In the entries that follow, how many lines hold the string "Herausnehmen"? Give only that number.

++++ Record list ++++

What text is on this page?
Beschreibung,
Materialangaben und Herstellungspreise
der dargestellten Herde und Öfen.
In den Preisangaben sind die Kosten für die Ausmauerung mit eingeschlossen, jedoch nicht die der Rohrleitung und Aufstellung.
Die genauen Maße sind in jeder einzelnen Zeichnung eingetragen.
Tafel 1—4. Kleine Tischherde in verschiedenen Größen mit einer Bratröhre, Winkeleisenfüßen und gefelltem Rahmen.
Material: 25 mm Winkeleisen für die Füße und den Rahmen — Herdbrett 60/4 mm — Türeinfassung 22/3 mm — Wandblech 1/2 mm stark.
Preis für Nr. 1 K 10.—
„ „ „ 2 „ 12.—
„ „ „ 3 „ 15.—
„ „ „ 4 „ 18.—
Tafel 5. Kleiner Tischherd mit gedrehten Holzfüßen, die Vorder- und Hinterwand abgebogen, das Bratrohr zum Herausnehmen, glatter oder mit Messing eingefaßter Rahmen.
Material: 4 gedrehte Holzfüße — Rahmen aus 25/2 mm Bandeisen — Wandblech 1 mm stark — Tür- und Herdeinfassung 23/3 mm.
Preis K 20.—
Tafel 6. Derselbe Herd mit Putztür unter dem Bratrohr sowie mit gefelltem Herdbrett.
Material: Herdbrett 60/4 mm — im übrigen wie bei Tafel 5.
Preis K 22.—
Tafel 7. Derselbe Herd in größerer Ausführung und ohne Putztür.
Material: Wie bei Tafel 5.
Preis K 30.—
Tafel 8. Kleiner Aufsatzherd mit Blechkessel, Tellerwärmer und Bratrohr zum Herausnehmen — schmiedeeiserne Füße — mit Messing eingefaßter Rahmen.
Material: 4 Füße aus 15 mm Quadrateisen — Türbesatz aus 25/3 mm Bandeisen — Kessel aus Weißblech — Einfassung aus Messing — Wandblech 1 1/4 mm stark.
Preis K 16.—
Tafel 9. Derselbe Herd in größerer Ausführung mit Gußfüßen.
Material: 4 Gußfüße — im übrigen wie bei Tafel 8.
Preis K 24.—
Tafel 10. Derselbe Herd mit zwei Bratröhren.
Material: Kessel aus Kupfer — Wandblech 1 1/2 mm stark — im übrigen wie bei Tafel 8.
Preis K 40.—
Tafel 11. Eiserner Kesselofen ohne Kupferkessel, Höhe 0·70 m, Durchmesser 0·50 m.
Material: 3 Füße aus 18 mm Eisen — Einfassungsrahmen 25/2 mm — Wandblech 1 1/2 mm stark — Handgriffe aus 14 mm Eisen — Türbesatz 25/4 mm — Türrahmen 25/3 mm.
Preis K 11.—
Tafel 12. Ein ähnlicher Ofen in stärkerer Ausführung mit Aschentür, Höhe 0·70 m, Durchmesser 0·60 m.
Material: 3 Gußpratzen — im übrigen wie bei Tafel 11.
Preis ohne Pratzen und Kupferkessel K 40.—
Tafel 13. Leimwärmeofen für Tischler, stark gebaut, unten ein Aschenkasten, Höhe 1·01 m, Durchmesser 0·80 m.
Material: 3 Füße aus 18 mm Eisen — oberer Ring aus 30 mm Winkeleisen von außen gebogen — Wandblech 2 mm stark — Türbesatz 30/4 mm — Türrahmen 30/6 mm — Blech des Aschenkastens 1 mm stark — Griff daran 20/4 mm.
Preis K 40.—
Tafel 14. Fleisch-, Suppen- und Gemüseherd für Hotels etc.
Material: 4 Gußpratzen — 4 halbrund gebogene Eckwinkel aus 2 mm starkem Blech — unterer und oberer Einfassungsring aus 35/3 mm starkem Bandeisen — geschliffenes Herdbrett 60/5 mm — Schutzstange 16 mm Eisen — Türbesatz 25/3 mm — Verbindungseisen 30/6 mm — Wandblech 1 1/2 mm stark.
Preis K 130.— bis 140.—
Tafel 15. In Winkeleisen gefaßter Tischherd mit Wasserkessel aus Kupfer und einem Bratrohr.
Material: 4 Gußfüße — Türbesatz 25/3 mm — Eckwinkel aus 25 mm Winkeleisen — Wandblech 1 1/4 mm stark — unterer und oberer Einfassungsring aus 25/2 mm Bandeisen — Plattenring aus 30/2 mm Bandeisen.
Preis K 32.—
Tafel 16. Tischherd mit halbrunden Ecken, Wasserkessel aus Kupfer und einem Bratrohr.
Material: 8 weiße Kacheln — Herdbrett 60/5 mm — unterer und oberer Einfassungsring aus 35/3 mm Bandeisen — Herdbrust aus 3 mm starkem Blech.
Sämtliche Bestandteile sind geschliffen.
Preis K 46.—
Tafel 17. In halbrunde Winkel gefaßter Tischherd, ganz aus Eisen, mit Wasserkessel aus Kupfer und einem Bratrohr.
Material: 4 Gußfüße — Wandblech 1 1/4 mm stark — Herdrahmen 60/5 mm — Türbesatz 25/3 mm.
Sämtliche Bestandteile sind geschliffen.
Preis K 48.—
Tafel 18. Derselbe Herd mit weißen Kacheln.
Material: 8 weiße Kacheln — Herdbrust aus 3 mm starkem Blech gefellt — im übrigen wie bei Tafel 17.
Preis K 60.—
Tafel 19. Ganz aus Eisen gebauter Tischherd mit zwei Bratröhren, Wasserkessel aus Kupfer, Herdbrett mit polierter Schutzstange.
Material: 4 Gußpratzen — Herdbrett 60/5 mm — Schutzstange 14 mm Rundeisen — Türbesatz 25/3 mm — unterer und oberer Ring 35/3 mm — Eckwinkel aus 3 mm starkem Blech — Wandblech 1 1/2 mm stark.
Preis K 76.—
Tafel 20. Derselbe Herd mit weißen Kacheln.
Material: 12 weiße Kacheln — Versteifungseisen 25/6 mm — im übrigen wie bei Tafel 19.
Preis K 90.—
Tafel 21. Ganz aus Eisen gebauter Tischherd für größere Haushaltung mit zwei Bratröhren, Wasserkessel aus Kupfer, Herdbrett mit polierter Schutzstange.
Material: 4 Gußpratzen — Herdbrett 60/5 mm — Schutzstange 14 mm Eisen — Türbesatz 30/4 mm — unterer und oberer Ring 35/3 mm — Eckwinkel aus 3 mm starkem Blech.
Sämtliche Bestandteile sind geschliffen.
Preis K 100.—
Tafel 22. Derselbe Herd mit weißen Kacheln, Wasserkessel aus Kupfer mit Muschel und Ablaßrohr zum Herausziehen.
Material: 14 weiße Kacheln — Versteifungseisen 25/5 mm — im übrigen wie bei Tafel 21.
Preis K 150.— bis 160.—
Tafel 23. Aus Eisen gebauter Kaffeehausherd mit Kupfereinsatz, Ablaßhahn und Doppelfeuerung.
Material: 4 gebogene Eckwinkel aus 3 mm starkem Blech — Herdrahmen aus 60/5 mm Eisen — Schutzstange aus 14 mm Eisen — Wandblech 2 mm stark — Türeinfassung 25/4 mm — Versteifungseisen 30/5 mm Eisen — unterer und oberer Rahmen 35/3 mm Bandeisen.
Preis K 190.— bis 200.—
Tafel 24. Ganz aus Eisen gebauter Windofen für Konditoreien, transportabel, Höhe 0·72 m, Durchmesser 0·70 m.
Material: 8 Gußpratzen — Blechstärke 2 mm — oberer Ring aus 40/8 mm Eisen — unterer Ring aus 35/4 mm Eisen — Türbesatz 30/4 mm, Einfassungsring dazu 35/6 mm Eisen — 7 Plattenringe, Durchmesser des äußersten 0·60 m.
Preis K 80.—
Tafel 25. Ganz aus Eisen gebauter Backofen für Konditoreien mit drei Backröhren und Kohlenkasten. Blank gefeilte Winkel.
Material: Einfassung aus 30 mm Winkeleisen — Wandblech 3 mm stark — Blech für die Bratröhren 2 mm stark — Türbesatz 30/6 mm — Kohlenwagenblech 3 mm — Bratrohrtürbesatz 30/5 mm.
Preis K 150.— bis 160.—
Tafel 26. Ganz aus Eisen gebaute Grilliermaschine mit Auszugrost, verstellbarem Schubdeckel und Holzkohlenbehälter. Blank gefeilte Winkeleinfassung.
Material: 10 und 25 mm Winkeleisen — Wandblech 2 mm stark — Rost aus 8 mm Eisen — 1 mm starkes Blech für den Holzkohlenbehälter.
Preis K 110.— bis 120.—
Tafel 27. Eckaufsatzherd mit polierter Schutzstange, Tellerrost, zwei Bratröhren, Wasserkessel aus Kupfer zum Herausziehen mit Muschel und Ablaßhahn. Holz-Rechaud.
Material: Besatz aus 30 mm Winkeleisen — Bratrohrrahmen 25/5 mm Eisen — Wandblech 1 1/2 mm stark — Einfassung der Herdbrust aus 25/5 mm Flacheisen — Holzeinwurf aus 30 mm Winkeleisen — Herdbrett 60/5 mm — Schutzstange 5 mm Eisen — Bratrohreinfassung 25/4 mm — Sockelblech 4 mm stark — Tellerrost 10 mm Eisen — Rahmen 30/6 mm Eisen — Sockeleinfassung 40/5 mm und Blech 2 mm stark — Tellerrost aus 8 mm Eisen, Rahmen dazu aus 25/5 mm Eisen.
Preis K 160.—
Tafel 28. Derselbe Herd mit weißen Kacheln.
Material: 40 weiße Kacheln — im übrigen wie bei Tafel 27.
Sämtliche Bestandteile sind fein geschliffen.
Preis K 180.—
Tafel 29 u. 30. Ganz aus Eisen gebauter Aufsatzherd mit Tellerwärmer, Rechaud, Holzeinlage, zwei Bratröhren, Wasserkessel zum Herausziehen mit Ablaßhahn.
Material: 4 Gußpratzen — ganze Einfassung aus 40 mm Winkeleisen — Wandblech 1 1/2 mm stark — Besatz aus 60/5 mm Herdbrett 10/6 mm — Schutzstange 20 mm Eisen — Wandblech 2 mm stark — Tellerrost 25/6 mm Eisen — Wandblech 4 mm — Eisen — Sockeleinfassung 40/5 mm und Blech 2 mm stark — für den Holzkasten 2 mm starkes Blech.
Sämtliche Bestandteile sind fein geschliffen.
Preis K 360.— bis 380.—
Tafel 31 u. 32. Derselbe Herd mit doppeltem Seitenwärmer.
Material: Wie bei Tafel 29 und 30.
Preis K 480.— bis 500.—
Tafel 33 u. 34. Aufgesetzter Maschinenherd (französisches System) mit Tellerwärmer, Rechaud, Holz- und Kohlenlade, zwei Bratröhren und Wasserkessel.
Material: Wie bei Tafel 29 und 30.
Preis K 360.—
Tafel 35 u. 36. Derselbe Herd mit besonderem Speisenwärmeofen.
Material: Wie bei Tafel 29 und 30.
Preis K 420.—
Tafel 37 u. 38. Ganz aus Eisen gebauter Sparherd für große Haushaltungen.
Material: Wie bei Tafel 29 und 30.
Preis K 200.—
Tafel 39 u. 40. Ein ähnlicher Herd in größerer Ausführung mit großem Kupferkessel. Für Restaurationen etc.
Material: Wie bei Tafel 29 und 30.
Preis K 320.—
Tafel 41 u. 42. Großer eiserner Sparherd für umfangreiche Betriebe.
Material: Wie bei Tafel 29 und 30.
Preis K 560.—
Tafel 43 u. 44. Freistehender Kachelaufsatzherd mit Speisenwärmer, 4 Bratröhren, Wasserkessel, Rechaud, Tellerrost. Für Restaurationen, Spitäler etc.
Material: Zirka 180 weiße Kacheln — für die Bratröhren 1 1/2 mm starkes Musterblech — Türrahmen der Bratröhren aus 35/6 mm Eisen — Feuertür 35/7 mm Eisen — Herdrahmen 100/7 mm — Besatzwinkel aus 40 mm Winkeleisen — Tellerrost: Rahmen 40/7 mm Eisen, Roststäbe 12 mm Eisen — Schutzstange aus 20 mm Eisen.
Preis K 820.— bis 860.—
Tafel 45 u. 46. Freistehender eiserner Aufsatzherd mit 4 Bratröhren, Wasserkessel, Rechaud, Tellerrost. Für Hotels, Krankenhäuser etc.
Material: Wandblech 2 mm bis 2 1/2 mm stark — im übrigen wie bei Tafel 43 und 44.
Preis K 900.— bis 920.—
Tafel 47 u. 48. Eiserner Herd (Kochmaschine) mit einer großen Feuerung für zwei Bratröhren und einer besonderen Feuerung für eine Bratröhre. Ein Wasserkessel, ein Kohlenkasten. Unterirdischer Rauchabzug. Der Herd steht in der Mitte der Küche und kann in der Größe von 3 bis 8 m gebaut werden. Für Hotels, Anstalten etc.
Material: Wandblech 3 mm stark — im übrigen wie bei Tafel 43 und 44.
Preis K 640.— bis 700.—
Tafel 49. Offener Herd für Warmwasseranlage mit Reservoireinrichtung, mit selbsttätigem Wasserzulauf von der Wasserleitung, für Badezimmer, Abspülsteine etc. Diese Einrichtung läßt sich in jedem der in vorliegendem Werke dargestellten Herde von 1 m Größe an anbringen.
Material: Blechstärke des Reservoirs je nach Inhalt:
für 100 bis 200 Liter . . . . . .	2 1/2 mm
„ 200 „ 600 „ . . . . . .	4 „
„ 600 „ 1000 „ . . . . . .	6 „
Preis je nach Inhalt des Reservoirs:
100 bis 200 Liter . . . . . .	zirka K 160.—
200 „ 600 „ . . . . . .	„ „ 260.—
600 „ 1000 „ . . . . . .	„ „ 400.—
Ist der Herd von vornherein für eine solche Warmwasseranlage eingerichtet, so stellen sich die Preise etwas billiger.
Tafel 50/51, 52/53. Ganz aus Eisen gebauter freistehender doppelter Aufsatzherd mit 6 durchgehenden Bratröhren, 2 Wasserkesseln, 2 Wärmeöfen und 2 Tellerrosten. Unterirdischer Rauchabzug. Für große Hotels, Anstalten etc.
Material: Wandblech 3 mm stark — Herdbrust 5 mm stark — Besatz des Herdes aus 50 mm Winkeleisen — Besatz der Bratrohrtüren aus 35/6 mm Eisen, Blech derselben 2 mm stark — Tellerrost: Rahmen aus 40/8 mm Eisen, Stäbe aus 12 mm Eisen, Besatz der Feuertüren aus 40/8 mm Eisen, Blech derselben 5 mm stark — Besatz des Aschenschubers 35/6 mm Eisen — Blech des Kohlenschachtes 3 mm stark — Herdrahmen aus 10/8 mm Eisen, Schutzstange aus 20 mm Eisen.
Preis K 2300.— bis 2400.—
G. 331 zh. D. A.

++++

■ **Final answer**: 2